Data items:
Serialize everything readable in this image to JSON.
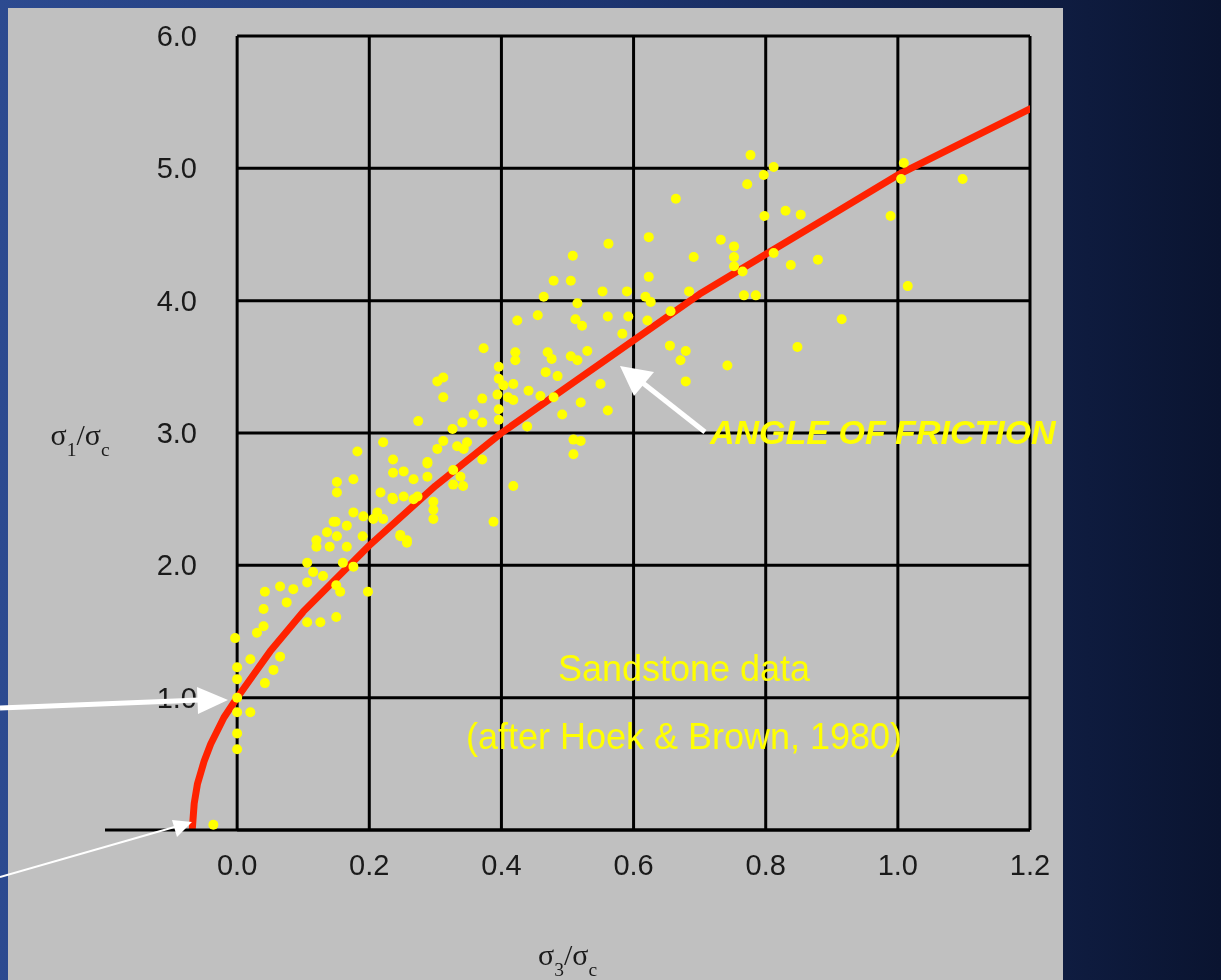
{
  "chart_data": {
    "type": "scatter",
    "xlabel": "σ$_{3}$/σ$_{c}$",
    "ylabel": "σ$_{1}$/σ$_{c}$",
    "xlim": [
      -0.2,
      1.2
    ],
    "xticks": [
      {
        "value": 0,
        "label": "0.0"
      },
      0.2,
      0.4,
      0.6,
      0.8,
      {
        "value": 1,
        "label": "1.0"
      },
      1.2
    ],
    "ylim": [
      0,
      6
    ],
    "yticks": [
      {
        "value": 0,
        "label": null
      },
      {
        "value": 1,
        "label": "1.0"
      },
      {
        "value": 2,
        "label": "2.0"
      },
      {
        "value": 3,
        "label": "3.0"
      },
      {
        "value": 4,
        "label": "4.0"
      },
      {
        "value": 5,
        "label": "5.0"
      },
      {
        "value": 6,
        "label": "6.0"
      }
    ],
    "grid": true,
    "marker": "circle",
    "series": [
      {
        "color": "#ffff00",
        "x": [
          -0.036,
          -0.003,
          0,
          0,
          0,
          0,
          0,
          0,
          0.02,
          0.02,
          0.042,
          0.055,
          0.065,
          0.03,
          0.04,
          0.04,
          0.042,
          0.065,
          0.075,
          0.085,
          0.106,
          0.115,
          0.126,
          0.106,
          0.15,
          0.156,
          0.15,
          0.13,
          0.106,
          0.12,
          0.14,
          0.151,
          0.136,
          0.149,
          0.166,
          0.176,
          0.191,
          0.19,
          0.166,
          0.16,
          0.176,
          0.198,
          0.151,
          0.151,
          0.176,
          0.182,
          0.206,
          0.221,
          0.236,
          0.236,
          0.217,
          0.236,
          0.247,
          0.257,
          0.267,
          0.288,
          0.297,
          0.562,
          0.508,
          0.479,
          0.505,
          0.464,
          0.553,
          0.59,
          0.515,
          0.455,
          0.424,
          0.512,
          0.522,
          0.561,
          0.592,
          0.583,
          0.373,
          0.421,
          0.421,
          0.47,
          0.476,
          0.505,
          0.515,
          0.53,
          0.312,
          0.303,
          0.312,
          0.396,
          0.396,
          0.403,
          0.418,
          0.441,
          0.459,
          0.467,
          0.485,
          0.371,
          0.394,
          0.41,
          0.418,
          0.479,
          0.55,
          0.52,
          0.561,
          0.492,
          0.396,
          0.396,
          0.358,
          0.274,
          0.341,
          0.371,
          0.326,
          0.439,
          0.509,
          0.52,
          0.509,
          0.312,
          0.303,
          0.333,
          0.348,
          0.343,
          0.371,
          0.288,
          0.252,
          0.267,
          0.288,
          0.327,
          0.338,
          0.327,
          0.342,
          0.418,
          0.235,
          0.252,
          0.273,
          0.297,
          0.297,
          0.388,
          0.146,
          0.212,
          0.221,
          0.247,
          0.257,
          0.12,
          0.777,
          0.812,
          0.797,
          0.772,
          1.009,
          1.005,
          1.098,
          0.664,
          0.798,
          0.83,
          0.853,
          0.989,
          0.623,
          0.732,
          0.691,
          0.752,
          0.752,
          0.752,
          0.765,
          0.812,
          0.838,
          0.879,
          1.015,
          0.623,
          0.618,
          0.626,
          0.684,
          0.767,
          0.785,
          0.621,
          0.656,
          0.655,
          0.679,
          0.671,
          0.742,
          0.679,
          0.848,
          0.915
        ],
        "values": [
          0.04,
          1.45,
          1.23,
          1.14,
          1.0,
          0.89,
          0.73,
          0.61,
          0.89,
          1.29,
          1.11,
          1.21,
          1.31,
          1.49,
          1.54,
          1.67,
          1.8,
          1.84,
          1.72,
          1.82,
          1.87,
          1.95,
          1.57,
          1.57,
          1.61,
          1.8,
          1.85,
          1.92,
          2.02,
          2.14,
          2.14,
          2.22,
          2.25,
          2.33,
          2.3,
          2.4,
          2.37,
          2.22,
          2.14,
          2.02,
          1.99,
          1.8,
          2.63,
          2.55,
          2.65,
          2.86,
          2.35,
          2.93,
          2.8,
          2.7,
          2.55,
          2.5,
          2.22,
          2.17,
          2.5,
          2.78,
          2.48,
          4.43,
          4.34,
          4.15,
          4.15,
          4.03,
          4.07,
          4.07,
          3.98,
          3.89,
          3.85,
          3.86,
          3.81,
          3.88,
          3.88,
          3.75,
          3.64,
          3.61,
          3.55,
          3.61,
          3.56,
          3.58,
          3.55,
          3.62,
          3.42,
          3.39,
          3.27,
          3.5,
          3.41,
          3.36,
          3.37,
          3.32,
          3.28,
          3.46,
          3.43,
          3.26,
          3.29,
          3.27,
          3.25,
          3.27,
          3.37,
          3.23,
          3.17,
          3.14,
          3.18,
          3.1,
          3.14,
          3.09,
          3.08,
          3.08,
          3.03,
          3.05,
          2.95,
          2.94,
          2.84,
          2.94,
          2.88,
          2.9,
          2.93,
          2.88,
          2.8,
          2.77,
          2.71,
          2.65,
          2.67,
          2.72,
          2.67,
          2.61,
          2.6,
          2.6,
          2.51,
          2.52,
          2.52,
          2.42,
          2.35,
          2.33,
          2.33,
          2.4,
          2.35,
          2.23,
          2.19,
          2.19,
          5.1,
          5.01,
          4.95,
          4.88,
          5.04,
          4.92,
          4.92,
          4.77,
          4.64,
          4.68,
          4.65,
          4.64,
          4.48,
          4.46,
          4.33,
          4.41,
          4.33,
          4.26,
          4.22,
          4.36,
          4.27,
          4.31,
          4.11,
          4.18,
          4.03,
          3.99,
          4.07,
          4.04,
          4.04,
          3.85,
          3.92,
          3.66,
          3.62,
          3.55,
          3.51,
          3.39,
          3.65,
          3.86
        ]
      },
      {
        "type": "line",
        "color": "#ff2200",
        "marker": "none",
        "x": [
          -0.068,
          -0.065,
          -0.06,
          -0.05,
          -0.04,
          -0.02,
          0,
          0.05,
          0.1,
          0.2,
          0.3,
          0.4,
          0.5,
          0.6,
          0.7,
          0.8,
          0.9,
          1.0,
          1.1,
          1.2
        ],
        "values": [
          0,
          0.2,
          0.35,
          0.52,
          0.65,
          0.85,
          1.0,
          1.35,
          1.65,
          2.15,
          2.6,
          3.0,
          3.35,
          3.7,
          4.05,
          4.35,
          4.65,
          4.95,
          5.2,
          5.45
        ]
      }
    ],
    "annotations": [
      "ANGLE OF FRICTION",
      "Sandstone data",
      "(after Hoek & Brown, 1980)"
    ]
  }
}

SET EXERCISE:
Make an exact copy of the whole listing, but don't bring over any pictures.

WORKED SOLUTION:
Serialize everything readable in this image to JSON.
{
  "chart_data": {
    "type": "scatter",
    "xlabel": "σ$_{3}$/σ$_{c}$",
    "ylabel": "σ$_{1}$/σ$_{c}$",
    "xlim": [
      -0.2,
      1.2
    ],
    "xticks": [
      {
        "value": 0,
        "label": "0.0"
      },
      0.2,
      0.4,
      0.6,
      0.8,
      {
        "value": 1,
        "label": "1.0"
      },
      1.2
    ],
    "ylim": [
      0,
      6
    ],
    "yticks": [
      {
        "value": 0,
        "label": null
      },
      {
        "value": 1,
        "label": "1.0"
      },
      {
        "value": 2,
        "label": "2.0"
      },
      {
        "value": 3,
        "label": "3.0"
      },
      {
        "value": 4,
        "label": "4.0"
      },
      {
        "value": 5,
        "label": "5.0"
      },
      {
        "value": 6,
        "label": "6.0"
      }
    ],
    "grid": true,
    "marker": "circle",
    "series": [
      {
        "color": "#ffff00",
        "x": [
          -0.036,
          -0.003,
          0,
          0,
          0,
          0,
          0,
          0,
          0.02,
          0.02,
          0.042,
          0.055,
          0.065,
          0.03,
          0.04,
          0.04,
          0.042,
          0.065,
          0.075,
          0.085,
          0.106,
          0.115,
          0.126,
          0.106,
          0.15,
          0.156,
          0.15,
          0.13,
          0.106,
          0.12,
          0.14,
          0.151,
          0.136,
          0.149,
          0.166,
          0.176,
          0.191,
          0.19,
          0.166,
          0.16,
          0.176,
          0.198,
          0.151,
          0.151,
          0.176,
          0.182,
          0.206,
          0.221,
          0.236,
          0.236,
          0.217,
          0.236,
          0.247,
          0.257,
          0.267,
          0.288,
          0.297,
          0.562,
          0.508,
          0.479,
          0.505,
          0.464,
          0.553,
          0.59,
          0.515,
          0.455,
          0.424,
          0.512,
          0.522,
          0.561,
          0.592,
          0.583,
          0.373,
          0.421,
          0.421,
          0.47,
          0.476,
          0.505,
          0.515,
          0.53,
          0.312,
          0.303,
          0.312,
          0.396,
          0.396,
          0.403,
          0.418,
          0.441,
          0.459,
          0.467,
          0.485,
          0.371,
          0.394,
          0.41,
          0.418,
          0.479,
          0.55,
          0.52,
          0.561,
          0.492,
          0.396,
          0.396,
          0.358,
          0.274,
          0.341,
          0.371,
          0.326,
          0.439,
          0.509,
          0.52,
          0.509,
          0.312,
          0.303,
          0.333,
          0.348,
          0.343,
          0.371,
          0.288,
          0.252,
          0.267,
          0.288,
          0.327,
          0.338,
          0.327,
          0.342,
          0.418,
          0.235,
          0.252,
          0.273,
          0.297,
          0.297,
          0.388,
          0.146,
          0.212,
          0.221,
          0.247,
          0.257,
          0.12,
          0.777,
          0.812,
          0.797,
          0.772,
          1.009,
          1.005,
          1.098,
          0.664,
          0.798,
          0.83,
          0.853,
          0.989,
          0.623,
          0.732,
          0.691,
          0.752,
          0.752,
          0.752,
          0.765,
          0.812,
          0.838,
          0.879,
          1.015,
          0.623,
          0.618,
          0.626,
          0.684,
          0.767,
          0.785,
          0.621,
          0.656,
          0.655,
          0.679,
          0.671,
          0.742,
          0.679,
          0.848,
          0.915
        ],
        "values": [
          0.04,
          1.45,
          1.23,
          1.14,
          1.0,
          0.89,
          0.73,
          0.61,
          0.89,
          1.29,
          1.11,
          1.21,
          1.31,
          1.49,
          1.54,
          1.67,
          1.8,
          1.84,
          1.72,
          1.82,
          1.87,
          1.95,
          1.57,
          1.57,
          1.61,
          1.8,
          1.85,
          1.92,
          2.02,
          2.14,
          2.14,
          2.22,
          2.25,
          2.33,
          2.3,
          2.4,
          2.37,
          2.22,
          2.14,
          2.02,
          1.99,
          1.8,
          2.63,
          2.55,
          2.65,
          2.86,
          2.35,
          2.93,
          2.8,
          2.7,
          2.55,
          2.5,
          2.22,
          2.17,
          2.5,
          2.78,
          2.48,
          4.43,
          4.34,
          4.15,
          4.15,
          4.03,
          4.07,
          4.07,
          3.98,
          3.89,
          3.85,
          3.86,
          3.81,
          3.88,
          3.88,
          3.75,
          3.64,
          3.61,
          3.55,
          3.61,
          3.56,
          3.58,
          3.55,
          3.62,
          3.42,
          3.39,
          3.27,
          3.5,
          3.41,
          3.36,
          3.37,
          3.32,
          3.28,
          3.46,
          3.43,
          3.26,
          3.29,
          3.27,
          3.25,
          3.27,
          3.37,
          3.23,
          3.17,
          3.14,
          3.18,
          3.1,
          3.14,
          3.09,
          3.08,
          3.08,
          3.03,
          3.05,
          2.95,
          2.94,
          2.84,
          2.94,
          2.88,
          2.9,
          2.93,
          2.88,
          2.8,
          2.77,
          2.71,
          2.65,
          2.67,
          2.72,
          2.67,
          2.61,
          2.6,
          2.6,
          2.51,
          2.52,
          2.52,
          2.42,
          2.35,
          2.33,
          2.33,
          2.4,
          2.35,
          2.23,
          2.19,
          2.19,
          5.1,
          5.01,
          4.95,
          4.88,
          5.04,
          4.92,
          4.92,
          4.77,
          4.64,
          4.68,
          4.65,
          4.64,
          4.48,
          4.46,
          4.33,
          4.41,
          4.33,
          4.26,
          4.22,
          4.36,
          4.27,
          4.31,
          4.11,
          4.18,
          4.03,
          3.99,
          4.07,
          4.04,
          4.04,
          3.85,
          3.92,
          3.66,
          3.62,
          3.55,
          3.51,
          3.39,
          3.65,
          3.86
        ]
      },
      {
        "type": "line",
        "color": "#ff2200",
        "marker": "none",
        "x": [
          -0.068,
          -0.065,
          -0.06,
          -0.05,
          -0.04,
          -0.02,
          0,
          0.05,
          0.1,
          0.2,
          0.3,
          0.4,
          0.5,
          0.6,
          0.7,
          0.8,
          0.9,
          1.0,
          1.1,
          1.2
        ],
        "values": [
          0,
          0.2,
          0.35,
          0.52,
          0.65,
          0.85,
          1.0,
          1.35,
          1.65,
          2.15,
          2.6,
          3.0,
          3.35,
          3.7,
          4.05,
          4.35,
          4.65,
          4.95,
          5.2,
          5.45
        ]
      }
    ],
    "annotations": [
      "ANGLE OF FRICTION",
      "Sandstone data",
      "(after Hoek & Brown, 1980)"
    ]
  }
}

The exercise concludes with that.